* _MATERIALS PROVIDED_
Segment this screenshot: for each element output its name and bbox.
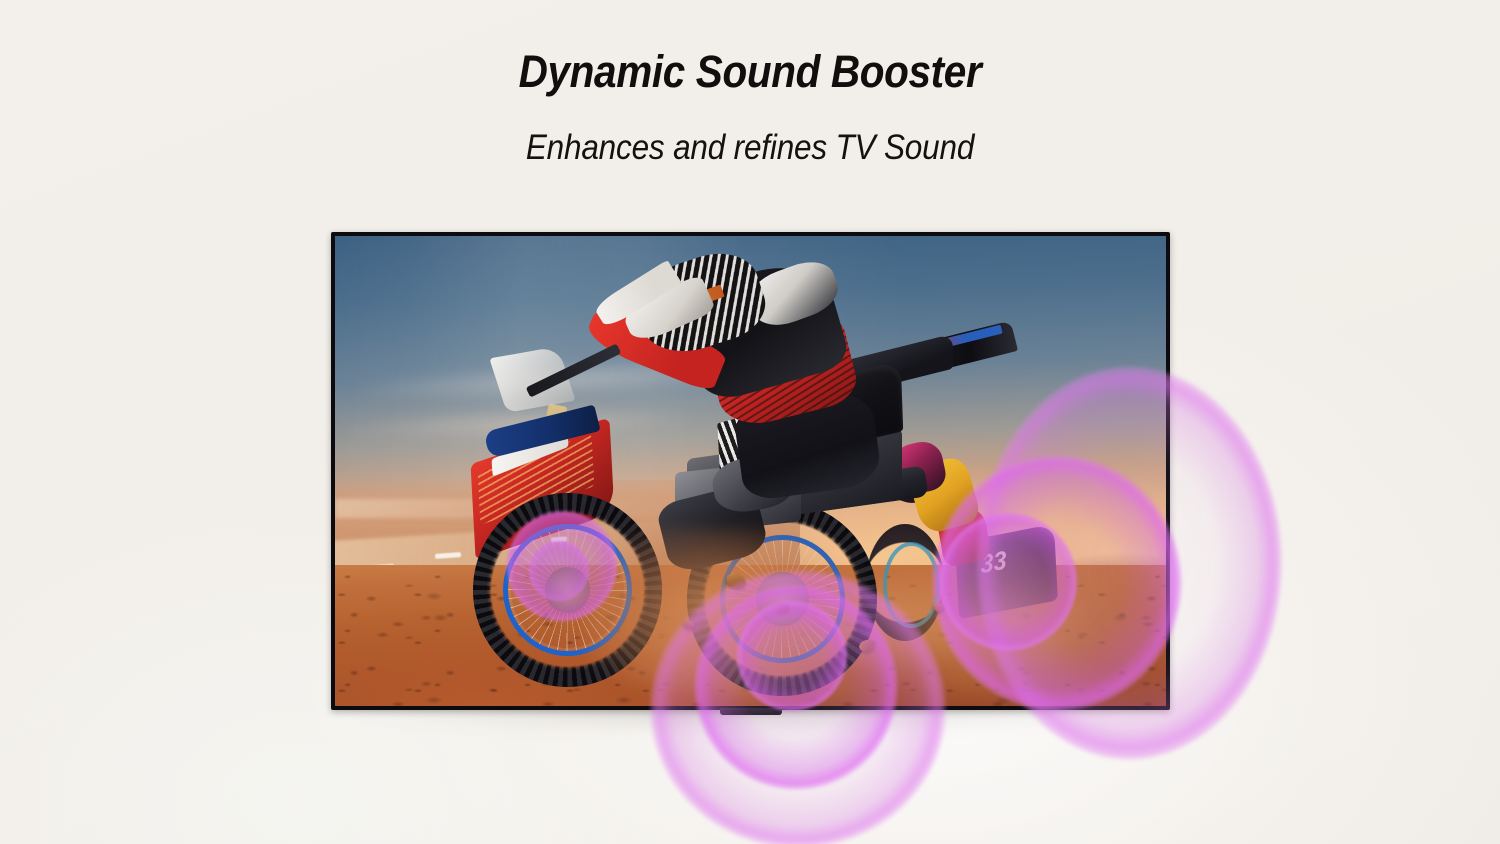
tv-unit: 33: [331, 232, 1170, 710]
tv-bezel: 33: [331, 232, 1170, 710]
page-root: Dynamic Sound Booster Enhances and refin…: [0, 0, 1500, 844]
page-title: Dynamic Sound Booster: [75, 48, 1425, 95]
heading-block: Dynamic Sound Booster Enhances and refin…: [0, 0, 1500, 168]
scene-dust-rear: [584, 527, 867, 696]
wheel-hub: [545, 567, 590, 614]
tv-screen: 33: [335, 236, 1166, 706]
page-subtitle: Enhances and refines TV Sound: [75, 128, 1425, 168]
tv-stand: [720, 708, 782, 715]
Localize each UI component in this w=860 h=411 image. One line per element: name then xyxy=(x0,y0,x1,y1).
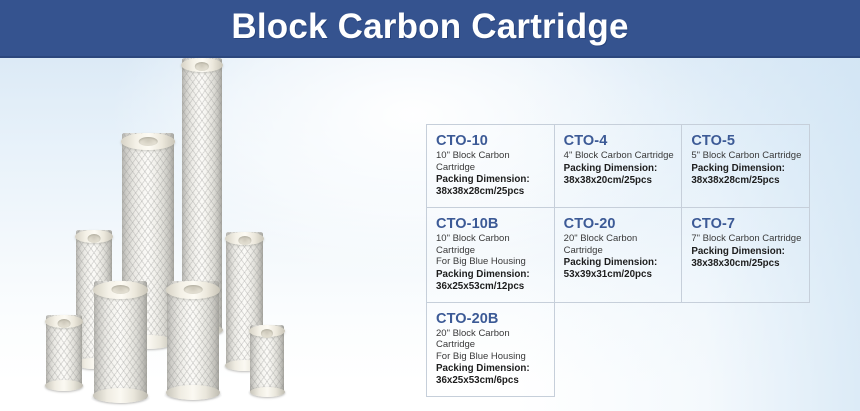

* _REQUIRED TASK_
Copy all of the data above word for word, omitting the pictures.

* _COMPLETED EXERCISE_
Segment this screenshot: for each element output its name and bbox.
tv-unit: 33: [331, 232, 1170, 710]
tv-bezel: 33: [331, 232, 1170, 710]
page-root: Dynamic Sound Booster Enhances and refin…: [0, 0, 1500, 844]
page-title: Dynamic Sound Booster: [75, 48, 1425, 95]
heading-block: Dynamic Sound Booster Enhances and refin…: [0, 0, 1500, 168]
scene-dust-rear: [584, 527, 867, 696]
wheel-hub: [545, 567, 590, 614]
tv-screen: 33: [335, 236, 1166, 706]
page-subtitle: Enhances and refines TV Sound: [75, 128, 1425, 168]
tv-stand: [720, 708, 782, 715]
Localize each UI component in this w=860 h=411 image. One line per element: name then xyxy=(x0,y0,x1,y1).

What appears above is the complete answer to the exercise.